Select and copy out every line in the records containing "Source".

**** DATA FOR PROCESSING ****

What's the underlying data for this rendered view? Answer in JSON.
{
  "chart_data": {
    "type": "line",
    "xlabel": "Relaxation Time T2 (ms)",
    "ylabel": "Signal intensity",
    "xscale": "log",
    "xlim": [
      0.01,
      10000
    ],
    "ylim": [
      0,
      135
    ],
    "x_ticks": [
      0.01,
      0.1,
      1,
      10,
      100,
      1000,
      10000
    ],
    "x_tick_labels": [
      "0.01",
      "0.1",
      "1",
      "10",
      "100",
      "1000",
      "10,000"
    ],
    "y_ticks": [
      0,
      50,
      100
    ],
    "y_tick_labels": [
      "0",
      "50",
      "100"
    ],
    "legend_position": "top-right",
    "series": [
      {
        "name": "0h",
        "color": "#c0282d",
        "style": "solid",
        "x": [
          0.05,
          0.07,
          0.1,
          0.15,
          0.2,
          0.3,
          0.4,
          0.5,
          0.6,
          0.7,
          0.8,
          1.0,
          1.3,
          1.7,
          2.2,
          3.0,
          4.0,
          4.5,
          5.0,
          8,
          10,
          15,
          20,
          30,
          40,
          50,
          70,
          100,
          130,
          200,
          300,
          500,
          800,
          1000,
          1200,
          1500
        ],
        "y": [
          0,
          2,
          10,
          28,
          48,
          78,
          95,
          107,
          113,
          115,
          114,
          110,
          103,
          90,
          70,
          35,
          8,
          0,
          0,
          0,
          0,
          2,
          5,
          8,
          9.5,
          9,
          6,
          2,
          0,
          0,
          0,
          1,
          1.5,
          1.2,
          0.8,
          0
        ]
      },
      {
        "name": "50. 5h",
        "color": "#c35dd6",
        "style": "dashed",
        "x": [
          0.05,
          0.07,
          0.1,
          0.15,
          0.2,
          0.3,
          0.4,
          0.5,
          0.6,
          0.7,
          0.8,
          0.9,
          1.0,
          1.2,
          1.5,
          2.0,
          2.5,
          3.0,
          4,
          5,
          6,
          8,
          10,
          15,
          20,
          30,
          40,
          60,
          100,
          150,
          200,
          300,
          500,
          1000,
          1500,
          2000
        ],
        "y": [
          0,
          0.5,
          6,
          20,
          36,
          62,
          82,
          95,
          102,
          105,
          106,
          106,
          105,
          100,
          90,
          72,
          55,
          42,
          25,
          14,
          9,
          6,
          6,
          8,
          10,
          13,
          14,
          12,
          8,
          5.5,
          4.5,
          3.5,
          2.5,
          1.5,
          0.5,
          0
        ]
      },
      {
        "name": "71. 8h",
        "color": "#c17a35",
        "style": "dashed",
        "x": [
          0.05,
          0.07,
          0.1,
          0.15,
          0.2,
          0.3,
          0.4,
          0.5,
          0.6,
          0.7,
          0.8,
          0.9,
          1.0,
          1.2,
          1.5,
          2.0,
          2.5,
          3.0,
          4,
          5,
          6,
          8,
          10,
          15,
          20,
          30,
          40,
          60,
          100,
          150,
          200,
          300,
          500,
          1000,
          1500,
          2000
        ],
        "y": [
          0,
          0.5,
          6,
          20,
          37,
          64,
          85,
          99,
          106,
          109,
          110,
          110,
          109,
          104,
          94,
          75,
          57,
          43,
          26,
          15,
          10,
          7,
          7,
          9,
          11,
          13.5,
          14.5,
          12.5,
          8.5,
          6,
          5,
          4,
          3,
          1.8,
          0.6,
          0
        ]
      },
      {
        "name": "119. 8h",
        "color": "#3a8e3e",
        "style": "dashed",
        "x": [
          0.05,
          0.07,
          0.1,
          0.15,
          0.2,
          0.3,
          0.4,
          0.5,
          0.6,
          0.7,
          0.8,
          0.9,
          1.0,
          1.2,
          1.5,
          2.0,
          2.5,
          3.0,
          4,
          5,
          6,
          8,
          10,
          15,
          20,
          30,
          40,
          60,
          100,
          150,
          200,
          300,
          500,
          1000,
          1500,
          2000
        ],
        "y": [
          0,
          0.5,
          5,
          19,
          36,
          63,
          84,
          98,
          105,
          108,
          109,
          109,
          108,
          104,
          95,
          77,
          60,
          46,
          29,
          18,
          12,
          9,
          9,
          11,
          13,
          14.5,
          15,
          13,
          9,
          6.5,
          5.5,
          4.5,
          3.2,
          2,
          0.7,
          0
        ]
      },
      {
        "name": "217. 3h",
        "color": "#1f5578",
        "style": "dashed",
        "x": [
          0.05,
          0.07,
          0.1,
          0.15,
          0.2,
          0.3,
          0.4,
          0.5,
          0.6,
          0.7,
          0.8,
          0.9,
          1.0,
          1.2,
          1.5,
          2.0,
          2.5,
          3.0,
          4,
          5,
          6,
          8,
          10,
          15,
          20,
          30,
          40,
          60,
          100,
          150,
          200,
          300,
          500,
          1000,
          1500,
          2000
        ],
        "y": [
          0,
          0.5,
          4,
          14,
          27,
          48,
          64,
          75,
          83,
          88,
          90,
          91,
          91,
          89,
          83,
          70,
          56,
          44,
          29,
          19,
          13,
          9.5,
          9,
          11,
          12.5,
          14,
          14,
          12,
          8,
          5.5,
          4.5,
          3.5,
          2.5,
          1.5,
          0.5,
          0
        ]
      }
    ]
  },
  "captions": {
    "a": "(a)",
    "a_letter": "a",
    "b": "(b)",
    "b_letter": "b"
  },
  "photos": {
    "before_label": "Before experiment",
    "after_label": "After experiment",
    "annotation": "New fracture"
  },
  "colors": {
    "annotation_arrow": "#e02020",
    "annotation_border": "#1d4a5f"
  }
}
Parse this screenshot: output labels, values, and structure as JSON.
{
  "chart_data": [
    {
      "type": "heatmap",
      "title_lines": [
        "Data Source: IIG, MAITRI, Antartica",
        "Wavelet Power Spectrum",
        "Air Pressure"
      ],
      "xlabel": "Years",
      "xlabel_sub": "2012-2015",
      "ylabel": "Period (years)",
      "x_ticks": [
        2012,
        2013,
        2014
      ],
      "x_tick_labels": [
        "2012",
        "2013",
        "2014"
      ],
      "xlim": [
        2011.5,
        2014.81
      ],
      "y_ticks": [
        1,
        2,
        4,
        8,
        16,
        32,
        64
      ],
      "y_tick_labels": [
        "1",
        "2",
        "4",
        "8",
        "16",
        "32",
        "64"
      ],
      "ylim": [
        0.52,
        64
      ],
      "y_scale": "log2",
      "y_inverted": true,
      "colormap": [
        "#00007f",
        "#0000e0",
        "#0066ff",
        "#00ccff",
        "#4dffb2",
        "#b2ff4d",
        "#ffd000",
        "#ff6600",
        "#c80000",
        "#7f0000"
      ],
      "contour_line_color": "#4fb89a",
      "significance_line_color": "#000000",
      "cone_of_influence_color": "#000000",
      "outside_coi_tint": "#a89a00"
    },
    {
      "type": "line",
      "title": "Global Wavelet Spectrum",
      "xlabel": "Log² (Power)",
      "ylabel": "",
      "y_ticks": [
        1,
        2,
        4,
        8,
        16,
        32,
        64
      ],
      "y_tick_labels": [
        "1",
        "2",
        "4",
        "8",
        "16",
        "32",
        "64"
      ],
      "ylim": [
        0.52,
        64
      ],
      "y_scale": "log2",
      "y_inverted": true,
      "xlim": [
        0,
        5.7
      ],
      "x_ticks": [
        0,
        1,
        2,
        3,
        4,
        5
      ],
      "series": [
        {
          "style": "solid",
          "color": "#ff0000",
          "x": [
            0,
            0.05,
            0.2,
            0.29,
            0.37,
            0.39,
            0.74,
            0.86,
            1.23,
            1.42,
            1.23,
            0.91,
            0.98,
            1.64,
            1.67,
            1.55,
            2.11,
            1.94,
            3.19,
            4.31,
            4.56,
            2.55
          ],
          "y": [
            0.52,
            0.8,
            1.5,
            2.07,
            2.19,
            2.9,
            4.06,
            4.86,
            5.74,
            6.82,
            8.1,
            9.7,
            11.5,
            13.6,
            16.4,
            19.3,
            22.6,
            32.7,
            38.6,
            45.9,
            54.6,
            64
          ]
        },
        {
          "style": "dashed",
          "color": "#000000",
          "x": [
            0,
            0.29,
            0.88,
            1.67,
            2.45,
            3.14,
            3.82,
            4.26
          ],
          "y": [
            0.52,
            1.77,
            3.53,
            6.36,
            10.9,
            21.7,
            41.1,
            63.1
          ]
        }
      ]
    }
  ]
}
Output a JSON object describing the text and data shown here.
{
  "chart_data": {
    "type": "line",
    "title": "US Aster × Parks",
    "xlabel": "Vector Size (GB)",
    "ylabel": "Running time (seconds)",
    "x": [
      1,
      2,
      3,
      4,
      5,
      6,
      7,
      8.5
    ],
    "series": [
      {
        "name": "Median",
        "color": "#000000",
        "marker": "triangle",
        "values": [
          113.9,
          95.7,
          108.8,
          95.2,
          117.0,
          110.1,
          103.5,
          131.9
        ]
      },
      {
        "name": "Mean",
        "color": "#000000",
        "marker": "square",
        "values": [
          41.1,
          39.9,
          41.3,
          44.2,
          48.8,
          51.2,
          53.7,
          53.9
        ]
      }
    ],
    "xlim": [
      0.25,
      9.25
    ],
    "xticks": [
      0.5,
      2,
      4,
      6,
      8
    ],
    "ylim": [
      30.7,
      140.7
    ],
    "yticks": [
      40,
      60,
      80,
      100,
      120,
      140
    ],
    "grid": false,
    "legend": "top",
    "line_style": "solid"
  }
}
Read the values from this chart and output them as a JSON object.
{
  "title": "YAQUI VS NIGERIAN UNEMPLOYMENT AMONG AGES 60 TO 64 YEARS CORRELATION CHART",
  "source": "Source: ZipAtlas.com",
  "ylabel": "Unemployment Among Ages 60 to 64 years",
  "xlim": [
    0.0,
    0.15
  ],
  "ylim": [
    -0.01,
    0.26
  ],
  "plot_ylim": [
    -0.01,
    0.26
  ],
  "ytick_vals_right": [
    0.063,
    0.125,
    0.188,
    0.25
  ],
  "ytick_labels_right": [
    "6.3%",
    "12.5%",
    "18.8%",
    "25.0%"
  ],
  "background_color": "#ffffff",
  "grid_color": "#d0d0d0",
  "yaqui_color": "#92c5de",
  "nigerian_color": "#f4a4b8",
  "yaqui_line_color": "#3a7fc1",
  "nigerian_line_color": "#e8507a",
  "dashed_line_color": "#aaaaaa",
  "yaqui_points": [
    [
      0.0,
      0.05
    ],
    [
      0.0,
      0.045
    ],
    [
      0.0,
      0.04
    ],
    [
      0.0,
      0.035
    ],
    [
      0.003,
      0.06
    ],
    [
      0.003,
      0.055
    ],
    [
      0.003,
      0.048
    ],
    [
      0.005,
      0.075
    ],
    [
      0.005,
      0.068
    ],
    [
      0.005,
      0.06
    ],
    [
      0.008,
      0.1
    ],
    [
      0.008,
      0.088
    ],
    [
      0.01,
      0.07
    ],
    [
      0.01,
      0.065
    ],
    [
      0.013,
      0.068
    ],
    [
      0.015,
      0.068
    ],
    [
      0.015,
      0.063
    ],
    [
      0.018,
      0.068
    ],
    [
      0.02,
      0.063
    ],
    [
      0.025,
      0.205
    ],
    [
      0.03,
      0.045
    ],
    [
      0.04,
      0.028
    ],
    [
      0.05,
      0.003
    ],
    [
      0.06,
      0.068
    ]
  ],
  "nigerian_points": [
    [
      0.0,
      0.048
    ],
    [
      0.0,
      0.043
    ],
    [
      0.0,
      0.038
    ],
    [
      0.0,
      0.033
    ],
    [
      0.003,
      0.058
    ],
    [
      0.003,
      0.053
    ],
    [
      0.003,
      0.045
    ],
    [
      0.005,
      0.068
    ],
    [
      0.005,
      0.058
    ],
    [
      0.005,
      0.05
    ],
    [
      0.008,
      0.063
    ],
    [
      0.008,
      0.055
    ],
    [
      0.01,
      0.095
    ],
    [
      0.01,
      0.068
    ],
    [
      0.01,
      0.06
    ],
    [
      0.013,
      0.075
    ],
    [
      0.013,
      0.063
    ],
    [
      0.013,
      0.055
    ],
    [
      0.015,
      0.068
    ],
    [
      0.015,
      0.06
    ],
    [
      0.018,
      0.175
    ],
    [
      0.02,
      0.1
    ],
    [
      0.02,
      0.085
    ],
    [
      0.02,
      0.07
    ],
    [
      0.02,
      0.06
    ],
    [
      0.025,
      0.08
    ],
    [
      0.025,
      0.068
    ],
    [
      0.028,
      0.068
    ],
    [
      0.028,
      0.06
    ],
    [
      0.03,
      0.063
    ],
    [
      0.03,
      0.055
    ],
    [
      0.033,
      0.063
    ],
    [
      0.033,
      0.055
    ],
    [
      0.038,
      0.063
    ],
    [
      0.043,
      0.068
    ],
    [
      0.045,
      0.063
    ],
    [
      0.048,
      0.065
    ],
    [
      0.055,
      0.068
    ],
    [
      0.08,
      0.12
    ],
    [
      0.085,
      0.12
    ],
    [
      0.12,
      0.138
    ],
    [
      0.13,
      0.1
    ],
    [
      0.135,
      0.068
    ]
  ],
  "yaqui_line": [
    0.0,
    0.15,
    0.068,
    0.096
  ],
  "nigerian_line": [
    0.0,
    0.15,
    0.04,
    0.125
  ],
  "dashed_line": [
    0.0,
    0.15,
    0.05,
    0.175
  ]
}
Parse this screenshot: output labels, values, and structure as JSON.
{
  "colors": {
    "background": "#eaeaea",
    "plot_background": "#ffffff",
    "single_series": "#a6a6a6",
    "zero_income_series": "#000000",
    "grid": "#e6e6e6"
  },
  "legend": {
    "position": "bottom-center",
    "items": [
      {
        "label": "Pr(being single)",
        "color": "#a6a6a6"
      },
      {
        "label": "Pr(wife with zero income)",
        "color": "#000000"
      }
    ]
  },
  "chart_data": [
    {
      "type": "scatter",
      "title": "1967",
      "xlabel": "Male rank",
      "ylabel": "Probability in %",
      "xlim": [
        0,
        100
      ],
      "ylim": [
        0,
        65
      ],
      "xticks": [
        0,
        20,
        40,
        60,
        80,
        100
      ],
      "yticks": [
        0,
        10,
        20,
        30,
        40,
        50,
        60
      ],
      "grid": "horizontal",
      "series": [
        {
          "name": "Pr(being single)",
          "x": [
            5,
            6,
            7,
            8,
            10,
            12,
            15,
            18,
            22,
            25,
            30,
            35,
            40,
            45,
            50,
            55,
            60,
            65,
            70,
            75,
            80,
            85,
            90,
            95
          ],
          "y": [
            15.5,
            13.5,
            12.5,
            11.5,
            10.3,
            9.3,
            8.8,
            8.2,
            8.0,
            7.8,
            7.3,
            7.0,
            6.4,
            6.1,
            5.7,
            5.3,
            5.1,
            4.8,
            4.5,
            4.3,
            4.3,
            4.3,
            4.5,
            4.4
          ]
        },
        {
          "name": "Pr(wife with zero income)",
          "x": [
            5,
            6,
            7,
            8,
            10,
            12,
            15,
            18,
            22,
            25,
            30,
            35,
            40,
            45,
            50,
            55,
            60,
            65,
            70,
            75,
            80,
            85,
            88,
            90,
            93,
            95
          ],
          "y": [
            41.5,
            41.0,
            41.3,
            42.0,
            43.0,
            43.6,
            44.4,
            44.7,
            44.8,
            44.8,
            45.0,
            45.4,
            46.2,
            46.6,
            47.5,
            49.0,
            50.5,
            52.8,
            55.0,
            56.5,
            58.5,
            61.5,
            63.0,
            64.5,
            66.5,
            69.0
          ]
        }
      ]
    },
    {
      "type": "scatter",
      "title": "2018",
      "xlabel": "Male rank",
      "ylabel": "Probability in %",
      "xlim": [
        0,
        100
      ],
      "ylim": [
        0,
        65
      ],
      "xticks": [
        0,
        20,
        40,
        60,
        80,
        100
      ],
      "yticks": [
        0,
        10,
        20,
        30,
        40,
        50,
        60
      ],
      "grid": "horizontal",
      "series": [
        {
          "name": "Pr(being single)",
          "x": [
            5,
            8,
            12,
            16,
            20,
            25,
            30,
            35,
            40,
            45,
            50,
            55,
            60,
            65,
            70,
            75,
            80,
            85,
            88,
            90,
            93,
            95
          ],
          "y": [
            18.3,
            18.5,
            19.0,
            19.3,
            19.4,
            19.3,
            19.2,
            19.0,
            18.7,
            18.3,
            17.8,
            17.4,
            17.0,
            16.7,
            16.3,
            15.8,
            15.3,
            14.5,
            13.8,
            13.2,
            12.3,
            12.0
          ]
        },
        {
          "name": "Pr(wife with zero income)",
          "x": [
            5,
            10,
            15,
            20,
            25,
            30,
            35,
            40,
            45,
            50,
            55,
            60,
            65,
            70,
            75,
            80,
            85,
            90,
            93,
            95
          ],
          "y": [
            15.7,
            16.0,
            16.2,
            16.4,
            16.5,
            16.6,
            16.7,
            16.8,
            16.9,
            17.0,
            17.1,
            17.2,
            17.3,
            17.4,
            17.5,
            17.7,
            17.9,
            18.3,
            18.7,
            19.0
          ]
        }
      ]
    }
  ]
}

****

EXERCISE RESULT>
        "Data Source: IIG, MAITRI, Antartica",
  "source": "Source: ZipAtlas.com",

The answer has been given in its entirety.